◆ TASK DESCRIPTION
Extract each line holding the word "ภาคการผล" from the entries.
>> Start DATA
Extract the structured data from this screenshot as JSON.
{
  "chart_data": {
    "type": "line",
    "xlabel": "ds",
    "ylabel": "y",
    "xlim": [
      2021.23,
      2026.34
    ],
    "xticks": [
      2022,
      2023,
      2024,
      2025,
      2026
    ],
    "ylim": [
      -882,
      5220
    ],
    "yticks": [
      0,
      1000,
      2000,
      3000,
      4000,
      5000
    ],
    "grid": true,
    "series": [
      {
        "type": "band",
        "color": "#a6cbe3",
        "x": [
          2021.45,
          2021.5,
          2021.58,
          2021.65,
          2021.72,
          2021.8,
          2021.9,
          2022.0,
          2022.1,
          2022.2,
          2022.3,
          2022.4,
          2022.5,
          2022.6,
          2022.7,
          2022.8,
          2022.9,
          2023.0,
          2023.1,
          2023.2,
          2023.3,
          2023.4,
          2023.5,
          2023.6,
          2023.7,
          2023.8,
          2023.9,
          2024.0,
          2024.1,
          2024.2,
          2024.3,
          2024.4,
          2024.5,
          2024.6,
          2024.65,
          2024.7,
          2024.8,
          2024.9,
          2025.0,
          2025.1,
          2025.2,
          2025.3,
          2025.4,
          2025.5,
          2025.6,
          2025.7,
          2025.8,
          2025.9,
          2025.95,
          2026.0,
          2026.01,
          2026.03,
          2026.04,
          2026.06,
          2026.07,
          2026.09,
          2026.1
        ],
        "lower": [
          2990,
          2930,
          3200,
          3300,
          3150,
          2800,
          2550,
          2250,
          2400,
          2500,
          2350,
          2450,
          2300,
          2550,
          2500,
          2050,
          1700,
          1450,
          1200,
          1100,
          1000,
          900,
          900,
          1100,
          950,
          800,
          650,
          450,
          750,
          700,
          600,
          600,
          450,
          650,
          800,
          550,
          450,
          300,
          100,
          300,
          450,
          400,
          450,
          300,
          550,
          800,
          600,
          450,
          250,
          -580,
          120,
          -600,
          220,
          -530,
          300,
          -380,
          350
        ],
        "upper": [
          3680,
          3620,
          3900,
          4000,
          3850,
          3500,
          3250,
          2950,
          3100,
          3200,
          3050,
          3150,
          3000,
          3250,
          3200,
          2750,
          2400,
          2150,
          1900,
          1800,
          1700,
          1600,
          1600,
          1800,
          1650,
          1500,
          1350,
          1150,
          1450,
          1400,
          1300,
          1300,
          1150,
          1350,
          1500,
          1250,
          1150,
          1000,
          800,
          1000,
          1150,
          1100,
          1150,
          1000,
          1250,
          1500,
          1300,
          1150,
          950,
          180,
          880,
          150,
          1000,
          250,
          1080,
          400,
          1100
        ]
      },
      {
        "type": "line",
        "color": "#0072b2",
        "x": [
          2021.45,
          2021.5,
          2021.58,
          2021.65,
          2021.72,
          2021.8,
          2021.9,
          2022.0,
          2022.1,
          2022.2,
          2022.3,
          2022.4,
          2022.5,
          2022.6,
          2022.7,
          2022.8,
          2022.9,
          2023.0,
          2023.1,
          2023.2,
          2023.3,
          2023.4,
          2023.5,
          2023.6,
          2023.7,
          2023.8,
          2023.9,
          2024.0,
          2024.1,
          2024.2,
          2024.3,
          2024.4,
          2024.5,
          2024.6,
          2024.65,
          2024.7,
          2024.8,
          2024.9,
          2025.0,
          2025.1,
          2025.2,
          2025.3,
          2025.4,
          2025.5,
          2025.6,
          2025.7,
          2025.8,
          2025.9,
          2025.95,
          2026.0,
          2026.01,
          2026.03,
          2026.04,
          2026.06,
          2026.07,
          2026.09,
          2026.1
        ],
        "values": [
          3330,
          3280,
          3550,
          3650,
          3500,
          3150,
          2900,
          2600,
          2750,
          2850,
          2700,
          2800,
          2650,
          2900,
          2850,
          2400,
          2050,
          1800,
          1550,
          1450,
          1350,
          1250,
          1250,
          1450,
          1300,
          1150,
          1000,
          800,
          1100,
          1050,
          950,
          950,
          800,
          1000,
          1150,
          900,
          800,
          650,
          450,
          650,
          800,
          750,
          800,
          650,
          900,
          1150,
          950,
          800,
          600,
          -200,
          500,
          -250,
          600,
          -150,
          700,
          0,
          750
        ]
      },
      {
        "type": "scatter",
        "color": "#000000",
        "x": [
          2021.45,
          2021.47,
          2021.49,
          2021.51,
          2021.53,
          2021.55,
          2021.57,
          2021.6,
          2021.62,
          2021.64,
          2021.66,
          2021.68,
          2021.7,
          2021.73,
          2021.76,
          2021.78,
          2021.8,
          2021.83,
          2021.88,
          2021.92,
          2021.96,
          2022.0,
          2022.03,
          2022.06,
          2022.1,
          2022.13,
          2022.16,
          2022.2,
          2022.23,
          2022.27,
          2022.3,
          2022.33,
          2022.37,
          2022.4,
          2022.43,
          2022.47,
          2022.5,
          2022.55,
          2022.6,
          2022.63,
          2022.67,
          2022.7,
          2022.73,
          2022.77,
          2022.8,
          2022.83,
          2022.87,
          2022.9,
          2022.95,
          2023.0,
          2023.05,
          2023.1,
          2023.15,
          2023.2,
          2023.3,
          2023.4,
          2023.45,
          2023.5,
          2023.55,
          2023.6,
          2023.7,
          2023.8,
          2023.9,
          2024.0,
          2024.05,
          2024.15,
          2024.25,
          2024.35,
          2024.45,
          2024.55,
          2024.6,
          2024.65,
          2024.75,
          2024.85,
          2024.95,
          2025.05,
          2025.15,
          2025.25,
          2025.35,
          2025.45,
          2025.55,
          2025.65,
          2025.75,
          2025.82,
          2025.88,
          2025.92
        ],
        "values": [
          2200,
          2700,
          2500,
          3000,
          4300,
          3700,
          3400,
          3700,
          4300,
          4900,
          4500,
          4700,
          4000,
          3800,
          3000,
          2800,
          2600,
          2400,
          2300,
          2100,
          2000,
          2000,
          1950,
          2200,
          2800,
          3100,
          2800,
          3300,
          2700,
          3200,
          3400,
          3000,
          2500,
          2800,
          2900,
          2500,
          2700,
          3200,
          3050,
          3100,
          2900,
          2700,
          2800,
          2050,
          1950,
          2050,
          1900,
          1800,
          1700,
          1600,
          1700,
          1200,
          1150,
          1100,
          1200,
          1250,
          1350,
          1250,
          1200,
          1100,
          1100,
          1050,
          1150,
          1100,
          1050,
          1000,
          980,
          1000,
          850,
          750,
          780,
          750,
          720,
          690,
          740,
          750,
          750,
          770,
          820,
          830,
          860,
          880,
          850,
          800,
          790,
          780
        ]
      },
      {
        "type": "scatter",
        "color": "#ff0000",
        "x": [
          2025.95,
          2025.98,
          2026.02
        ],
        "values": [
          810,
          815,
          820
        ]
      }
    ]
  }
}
>> End DATA
>> Start DATA
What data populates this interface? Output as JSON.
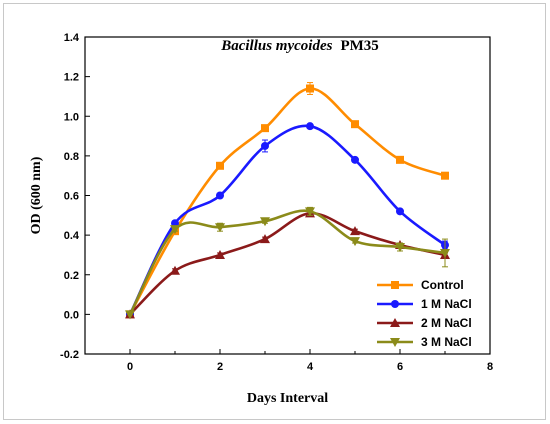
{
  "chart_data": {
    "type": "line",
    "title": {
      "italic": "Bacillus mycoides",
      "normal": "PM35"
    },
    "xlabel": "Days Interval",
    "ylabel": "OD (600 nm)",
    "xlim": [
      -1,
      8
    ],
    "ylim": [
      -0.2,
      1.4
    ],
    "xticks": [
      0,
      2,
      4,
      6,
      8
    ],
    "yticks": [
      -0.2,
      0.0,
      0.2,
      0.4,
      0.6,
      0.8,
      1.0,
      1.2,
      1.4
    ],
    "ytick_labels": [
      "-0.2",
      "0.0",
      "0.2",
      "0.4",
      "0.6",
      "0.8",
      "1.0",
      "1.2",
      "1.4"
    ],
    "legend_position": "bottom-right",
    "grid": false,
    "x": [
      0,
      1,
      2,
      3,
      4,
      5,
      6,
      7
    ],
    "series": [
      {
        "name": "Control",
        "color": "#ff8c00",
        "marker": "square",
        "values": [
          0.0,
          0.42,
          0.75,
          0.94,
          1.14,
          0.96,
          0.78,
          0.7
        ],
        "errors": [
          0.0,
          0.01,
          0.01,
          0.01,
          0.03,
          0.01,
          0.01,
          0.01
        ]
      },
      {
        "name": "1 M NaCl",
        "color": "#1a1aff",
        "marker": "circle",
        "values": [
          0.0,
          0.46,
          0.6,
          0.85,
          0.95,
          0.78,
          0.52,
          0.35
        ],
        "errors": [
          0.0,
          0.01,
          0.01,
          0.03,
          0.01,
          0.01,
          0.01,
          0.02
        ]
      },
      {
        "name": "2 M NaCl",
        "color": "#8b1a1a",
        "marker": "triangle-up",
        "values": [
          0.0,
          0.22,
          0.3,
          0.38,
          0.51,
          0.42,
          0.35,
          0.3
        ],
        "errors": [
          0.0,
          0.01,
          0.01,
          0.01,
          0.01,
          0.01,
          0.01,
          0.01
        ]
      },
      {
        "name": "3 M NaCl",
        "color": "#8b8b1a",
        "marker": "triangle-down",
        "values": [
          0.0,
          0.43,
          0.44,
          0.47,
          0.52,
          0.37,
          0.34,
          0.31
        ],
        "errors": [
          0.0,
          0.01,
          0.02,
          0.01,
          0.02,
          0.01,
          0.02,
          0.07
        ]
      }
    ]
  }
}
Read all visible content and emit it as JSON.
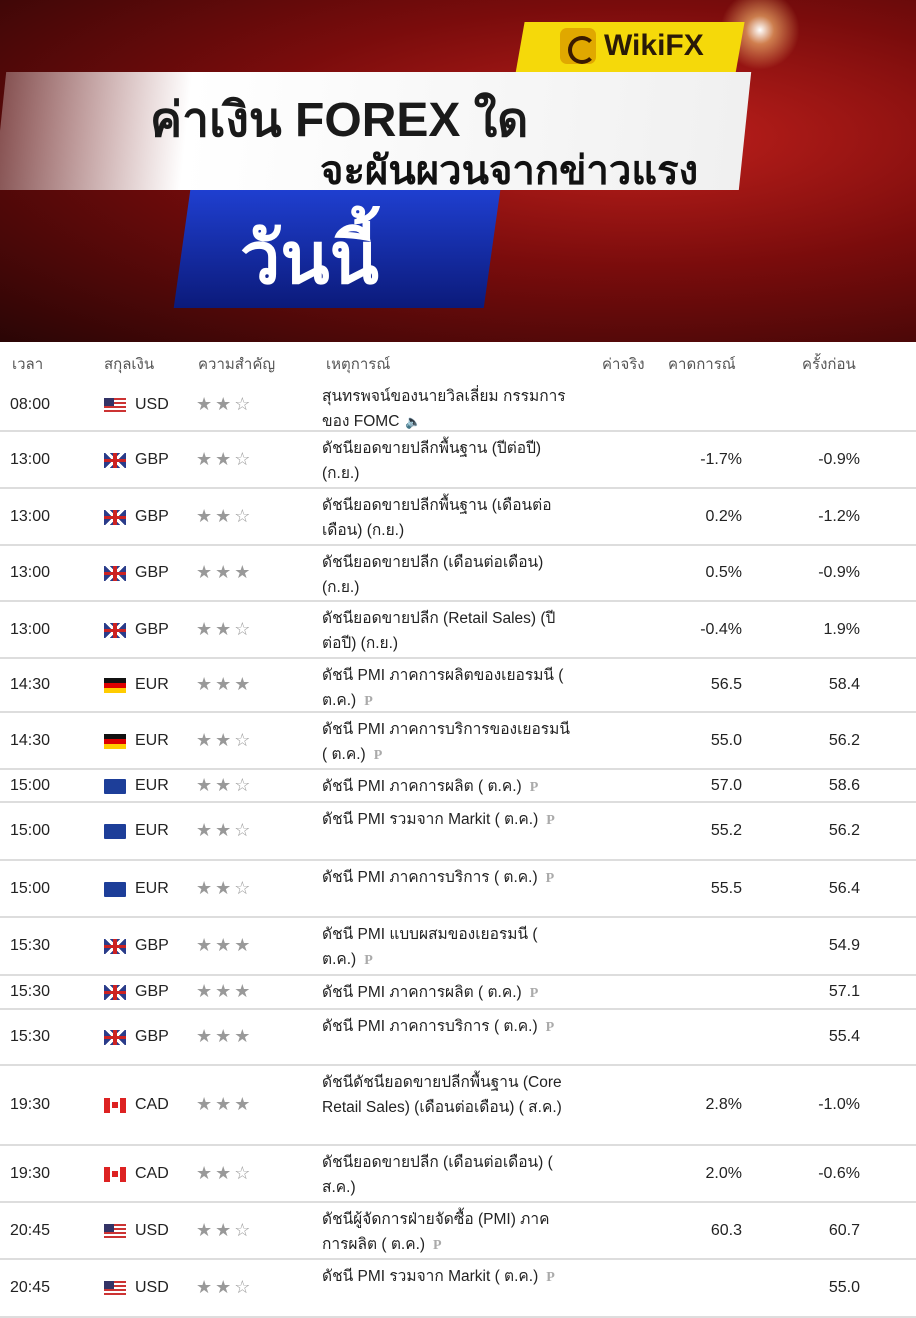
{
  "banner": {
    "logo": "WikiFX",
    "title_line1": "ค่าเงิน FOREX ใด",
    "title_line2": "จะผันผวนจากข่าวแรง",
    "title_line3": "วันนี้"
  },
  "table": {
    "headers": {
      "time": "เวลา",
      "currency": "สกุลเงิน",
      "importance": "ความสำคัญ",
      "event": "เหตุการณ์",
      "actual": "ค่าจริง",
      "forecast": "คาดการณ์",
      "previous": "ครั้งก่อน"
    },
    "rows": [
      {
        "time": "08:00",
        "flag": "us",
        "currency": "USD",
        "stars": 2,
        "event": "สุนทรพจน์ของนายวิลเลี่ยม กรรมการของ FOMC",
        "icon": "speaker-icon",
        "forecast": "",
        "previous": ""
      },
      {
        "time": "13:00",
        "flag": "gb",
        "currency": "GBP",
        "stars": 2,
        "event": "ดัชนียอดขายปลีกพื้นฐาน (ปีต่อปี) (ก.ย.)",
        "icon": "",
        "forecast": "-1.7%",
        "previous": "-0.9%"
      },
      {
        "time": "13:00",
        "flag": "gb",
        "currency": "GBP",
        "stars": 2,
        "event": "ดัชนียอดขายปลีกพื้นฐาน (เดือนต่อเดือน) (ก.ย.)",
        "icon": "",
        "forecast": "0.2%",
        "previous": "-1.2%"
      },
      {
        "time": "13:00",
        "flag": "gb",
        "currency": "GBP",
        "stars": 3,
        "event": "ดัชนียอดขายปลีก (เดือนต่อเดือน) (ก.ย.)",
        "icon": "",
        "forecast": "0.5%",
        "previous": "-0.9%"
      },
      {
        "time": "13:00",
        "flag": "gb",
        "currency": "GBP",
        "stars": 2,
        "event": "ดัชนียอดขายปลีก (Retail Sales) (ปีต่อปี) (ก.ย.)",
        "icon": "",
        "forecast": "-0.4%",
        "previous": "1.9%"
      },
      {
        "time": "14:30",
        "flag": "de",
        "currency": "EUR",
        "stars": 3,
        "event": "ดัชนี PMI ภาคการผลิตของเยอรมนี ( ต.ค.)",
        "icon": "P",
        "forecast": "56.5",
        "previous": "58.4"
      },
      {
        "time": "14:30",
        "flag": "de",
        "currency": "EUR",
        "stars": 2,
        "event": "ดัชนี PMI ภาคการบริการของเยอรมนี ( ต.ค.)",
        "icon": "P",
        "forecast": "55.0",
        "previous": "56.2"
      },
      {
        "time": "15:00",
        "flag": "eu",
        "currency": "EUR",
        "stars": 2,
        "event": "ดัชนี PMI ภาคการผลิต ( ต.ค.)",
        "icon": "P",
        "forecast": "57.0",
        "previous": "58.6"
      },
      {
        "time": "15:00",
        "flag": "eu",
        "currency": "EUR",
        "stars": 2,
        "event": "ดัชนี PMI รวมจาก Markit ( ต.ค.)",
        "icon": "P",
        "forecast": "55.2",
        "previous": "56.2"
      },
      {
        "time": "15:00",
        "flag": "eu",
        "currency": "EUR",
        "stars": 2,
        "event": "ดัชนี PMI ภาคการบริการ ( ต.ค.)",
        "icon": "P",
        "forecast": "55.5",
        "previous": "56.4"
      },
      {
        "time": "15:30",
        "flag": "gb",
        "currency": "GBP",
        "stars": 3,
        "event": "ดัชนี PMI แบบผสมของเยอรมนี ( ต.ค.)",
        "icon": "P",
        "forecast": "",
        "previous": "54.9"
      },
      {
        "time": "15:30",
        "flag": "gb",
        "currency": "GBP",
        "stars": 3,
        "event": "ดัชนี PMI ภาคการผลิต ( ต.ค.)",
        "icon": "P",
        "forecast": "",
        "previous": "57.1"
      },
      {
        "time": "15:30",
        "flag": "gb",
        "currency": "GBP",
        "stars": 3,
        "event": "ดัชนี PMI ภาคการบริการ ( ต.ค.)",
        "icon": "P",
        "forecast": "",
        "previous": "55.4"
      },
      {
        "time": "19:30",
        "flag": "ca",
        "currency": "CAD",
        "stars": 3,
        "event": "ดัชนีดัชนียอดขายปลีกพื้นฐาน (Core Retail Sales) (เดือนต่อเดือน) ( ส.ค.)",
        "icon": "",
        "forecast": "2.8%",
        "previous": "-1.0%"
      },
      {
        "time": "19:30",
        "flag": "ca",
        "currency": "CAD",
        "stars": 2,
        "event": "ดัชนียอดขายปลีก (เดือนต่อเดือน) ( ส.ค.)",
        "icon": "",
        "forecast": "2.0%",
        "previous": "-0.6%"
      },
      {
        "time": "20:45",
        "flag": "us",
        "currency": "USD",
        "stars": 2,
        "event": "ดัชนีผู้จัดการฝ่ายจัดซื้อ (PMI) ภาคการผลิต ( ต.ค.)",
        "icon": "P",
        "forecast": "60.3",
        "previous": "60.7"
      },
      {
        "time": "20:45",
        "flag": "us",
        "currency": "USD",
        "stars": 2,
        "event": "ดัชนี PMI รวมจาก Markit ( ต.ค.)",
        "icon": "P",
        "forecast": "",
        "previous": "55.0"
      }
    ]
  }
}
>> End DATA
◆ EXERCISE RESPONSE
        "event": "ดัชนี PMI ภาคการผลิตของเยอรมนี ( ต.ค.)",
        "event": "ดัชนี PMI ภาคการผลิต ( ต.ค.)",
        "event": "ดัชนี PMI ภาคการผลิต ( ต.ค.)",
        "event": "ดัชนีผู้จัดการฝ่ายจัดซื้อ (PMI) ภาคการผลิต ( ต.ค.)",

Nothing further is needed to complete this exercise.